## [TASK TO COMPLETE]
Beginning at the line that contains "Output the text content of this document.", transcribe the remaining lines of the listing exactly; include the final line and omit everything before.

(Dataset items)
==============================

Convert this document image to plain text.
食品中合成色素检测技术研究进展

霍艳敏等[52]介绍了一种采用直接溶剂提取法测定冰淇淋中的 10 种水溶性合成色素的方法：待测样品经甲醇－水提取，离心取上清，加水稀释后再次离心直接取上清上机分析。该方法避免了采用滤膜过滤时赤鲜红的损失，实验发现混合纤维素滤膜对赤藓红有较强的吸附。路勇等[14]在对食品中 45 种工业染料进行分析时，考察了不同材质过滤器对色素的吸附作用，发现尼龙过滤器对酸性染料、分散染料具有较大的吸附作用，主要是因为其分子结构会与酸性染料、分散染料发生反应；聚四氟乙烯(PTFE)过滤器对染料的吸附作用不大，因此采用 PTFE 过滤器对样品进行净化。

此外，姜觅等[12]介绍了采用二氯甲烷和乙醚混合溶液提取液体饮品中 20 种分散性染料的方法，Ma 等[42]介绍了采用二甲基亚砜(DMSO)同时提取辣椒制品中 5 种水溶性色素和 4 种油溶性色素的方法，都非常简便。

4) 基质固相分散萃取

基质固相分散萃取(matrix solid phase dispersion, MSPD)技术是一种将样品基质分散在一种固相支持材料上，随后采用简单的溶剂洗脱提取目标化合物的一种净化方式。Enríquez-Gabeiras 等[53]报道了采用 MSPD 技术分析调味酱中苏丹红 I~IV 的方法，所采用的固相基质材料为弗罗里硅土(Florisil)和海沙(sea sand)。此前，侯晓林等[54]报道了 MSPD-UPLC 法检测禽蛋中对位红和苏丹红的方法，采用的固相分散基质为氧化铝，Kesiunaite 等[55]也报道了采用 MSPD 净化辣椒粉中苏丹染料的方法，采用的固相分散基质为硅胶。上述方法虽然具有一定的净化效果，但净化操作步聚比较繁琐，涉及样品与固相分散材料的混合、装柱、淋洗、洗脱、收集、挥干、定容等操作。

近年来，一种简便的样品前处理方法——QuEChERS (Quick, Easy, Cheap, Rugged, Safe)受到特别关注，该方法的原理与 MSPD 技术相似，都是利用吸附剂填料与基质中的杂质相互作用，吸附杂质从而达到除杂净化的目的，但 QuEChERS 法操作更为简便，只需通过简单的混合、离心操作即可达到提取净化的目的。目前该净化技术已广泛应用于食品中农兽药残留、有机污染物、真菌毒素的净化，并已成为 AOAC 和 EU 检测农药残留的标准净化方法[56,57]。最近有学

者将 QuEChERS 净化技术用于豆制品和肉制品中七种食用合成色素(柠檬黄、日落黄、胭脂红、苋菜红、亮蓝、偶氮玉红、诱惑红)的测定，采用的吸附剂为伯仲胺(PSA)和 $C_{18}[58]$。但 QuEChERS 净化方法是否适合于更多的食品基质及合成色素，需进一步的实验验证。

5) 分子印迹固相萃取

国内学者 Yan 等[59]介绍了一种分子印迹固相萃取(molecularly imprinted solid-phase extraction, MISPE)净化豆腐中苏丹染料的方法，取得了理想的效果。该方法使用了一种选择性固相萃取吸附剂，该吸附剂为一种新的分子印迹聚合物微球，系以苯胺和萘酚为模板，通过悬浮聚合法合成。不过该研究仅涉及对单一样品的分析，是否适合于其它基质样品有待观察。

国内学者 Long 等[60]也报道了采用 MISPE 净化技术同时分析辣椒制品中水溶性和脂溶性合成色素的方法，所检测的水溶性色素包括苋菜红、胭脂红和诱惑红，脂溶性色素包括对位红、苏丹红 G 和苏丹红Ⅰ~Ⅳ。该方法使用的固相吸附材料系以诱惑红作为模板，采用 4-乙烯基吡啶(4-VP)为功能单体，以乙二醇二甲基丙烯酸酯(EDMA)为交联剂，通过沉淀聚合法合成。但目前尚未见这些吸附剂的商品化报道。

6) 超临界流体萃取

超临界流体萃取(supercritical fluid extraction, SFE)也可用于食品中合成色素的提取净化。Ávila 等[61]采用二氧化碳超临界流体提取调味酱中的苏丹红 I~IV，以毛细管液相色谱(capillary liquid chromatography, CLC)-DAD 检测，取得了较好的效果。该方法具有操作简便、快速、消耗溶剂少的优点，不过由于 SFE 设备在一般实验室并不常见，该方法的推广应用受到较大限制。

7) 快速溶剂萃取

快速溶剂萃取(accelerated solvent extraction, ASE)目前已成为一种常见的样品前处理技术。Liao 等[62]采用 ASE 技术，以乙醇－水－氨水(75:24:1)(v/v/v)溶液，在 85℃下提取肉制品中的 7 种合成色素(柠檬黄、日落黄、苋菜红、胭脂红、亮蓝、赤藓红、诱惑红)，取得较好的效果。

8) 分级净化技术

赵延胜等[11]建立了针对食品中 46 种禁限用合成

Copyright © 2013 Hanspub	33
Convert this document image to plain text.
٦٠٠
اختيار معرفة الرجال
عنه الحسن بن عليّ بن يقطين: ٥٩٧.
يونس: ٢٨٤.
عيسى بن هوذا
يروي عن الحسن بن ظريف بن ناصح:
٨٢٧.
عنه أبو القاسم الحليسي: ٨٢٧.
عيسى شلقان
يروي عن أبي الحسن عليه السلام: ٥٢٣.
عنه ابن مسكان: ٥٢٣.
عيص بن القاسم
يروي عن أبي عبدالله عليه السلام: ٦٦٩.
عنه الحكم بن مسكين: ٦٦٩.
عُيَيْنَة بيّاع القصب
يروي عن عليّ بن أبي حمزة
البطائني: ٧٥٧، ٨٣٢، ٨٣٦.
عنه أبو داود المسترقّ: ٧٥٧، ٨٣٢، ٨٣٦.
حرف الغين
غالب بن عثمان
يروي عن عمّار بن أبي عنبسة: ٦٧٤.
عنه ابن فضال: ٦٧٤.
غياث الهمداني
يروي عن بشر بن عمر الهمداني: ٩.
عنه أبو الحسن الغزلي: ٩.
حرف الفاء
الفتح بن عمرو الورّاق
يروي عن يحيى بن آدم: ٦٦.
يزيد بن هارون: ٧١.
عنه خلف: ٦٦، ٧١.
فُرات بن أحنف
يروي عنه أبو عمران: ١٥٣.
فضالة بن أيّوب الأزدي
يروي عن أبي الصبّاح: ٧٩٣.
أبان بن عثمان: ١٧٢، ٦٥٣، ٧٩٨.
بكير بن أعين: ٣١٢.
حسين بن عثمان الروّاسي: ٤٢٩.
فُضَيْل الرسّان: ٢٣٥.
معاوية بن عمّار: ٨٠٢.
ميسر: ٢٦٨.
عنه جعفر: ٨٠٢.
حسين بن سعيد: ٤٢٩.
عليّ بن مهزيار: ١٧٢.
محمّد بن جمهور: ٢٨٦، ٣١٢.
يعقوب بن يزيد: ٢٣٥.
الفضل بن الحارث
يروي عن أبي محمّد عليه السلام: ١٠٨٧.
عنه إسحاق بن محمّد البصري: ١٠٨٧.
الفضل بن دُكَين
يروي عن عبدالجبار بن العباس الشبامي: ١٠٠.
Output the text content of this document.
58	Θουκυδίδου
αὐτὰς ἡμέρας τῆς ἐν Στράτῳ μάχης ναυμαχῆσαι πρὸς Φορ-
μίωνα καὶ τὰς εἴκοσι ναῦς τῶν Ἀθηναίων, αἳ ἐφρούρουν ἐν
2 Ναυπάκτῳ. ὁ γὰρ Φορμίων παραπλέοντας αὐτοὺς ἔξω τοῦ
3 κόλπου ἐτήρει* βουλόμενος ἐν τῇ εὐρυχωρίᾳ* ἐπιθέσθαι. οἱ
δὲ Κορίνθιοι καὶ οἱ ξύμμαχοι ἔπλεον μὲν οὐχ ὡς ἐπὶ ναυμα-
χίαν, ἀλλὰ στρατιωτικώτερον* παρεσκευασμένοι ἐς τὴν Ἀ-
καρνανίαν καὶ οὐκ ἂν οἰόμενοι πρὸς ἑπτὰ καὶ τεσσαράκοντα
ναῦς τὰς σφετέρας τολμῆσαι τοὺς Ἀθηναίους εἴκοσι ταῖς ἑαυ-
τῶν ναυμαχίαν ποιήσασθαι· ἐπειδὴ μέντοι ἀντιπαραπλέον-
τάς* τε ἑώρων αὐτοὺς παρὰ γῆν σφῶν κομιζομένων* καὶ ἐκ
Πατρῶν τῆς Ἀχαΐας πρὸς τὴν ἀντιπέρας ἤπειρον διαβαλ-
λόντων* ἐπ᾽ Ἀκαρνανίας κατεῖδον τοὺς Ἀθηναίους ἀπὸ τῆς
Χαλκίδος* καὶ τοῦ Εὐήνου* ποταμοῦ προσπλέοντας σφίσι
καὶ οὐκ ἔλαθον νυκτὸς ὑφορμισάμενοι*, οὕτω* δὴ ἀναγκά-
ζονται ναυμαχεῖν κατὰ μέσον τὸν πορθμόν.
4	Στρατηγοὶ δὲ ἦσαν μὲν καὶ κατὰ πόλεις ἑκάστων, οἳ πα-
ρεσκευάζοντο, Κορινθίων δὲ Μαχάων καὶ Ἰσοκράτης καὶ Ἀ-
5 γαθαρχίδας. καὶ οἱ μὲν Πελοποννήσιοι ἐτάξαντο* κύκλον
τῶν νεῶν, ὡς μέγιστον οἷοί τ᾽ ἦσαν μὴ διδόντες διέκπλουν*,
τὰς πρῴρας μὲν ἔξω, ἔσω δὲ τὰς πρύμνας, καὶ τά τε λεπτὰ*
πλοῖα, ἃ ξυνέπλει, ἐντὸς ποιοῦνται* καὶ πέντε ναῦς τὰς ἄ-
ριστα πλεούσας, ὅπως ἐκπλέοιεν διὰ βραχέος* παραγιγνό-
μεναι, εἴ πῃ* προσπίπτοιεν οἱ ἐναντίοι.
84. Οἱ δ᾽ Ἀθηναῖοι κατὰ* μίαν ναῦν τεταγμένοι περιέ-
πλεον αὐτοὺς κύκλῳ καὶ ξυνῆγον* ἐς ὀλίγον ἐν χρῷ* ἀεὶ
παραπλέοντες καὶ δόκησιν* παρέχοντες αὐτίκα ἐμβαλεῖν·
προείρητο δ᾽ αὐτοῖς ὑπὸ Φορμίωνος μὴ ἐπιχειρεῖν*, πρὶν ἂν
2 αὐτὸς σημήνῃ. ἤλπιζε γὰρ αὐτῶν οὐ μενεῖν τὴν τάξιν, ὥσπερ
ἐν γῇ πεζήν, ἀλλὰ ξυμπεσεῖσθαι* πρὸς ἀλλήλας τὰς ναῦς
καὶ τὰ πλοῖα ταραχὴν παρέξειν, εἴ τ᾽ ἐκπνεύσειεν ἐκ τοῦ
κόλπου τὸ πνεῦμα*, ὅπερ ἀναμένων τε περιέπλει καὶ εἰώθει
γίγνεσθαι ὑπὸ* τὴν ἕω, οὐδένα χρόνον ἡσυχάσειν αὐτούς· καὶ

==============================

## [RESULT FOR THIS EXERCISE]
Output the text content of this document.
58	Θουκυδίδου
αὐτὰς ἡμέρας τῆς ἐν Στράτῳ μάχης ναυμαχῆσαι πρὸς Φορ-
μίωνα καὶ τὰς εἴκοσι ναῦς τῶν Ἀθηναίων, αἳ ἐφρούρουν ἐν
2 Ναυπάκτῳ. ὁ γὰρ Φορμίων παραπλέοντας αὐτοὺς ἔξω τοῦ
3 κόλπου ἐτήρει* βουλόμενος ἐν τῇ εὐρυχωρίᾳ* ἐπιθέσθαι. οἱ
δὲ Κορίνθιοι καὶ οἱ ξύμμαχοι ἔπλεον μὲν οὐχ ὡς ἐπὶ ναυμα-
χίαν, ἀλλὰ στρατιωτικώτερον* παρεσκευασμένοι ἐς τὴν Ἀ-
καρνανίαν καὶ οὐκ ἂν οἰόμενοι πρὸς ἑπτὰ καὶ τεσσαράκοντα
ναῦς τὰς σφετέρας τολμῆσαι τοὺς Ἀθηναίους εἴκοσι ταῖς ἑαυ-
τῶν ναυμαχίαν ποιήσασθαι· ἐπειδὴ μέντοι ἀντιπαραπλέον-
τάς* τε ἑώρων αὐτοὺς παρὰ γῆν σφῶν κομιζομένων* καὶ ἐκ
Πατρῶν τῆς Ἀχαΐας πρὸς τὴν ἀντιπέρας ἤπειρον διαβαλ-
λόντων* ἐπ᾽ Ἀκαρνανίας κατεῖδον τοὺς Ἀθηναίους ἀπὸ τῆς
Χαλκίδος* καὶ τοῦ Εὐήνου* ποταμοῦ προσπλέοντας σφίσι
καὶ οὐκ ἔλαθον νυκτὸς ὑφορμισάμενοι*, οὕτω* δὴ ἀναγκά-
ζονται ναυμαχεῖν κατὰ μέσον τὸν πορθμόν.
4	Στρατηγοὶ δὲ ἦσαν μὲν καὶ κατὰ πόλεις ἑκάστων, οἳ πα-
ρεσκευάζοντο, Κορινθίων δὲ Μαχάων καὶ Ἰσοκράτης καὶ Ἀ-
5 γαθαρχίδας. καὶ οἱ μὲν Πελοποννήσιοι ἐτάξαντο* κύκλον
τῶν νεῶν, ὡς μέγιστον οἷοί τ᾽ ἦσαν μὴ διδόντες διέκπλουν*,
τὰς πρῴρας μὲν ἔξω, ἔσω δὲ τὰς πρύμνας, καὶ τά τε λεπτὰ*
πλοῖα, ἃ ξυνέπλει, ἐντὸς ποιοῦνται* καὶ πέντε ναῦς τὰς ἄ-
ριστα πλεούσας, ὅπως ἐκπλέοιεν διὰ βραχέος* παραγιγνό-
μεναι, εἴ πῃ* προσπίπτοιεν οἱ ἐναντίοι.
84. Οἱ δ᾽ Ἀθηναῖοι κατὰ* μίαν ναῦν τεταγμένοι περιέ-
πλεον αὐτοὺς κύκλῳ καὶ ξυνῆγον* ἐς ὀλίγον ἐν χρῷ* ἀεὶ
παραπλέοντες καὶ δόκησιν* παρέχοντες αὐτίκα ἐμβαλεῖν·
προείρητο δ᾽ αὐτοῖς ὑπὸ Φορμίωνος μὴ ἐπιχειρεῖν*, πρὶν ἂν
2 αὐτὸς σημήνῃ. ἤλπιζε γὰρ αὐτῶν οὐ μενεῖν τὴν τάξιν, ὥσπερ
ἐν γῇ πεζήν, ἀλλὰ ξυμπεσεῖσθαι* πρὸς ἀλλήλας τὰς ναῦς
καὶ τὰ πλοῖα ταραχὴν παρέξειν, εἴ τ᾽ ἐκπνεύσειεν ἐκ τοῦ
κόλπου τὸ πνεῦμα*, ὅπερ ἀναμένων τε περιέπλει καὶ εἰώθει
γίγνεσθαι ὑπὸ* τὴν ἕω, οὐδένα χρόνον ἡσυχάσειν αὐτούς· καὶ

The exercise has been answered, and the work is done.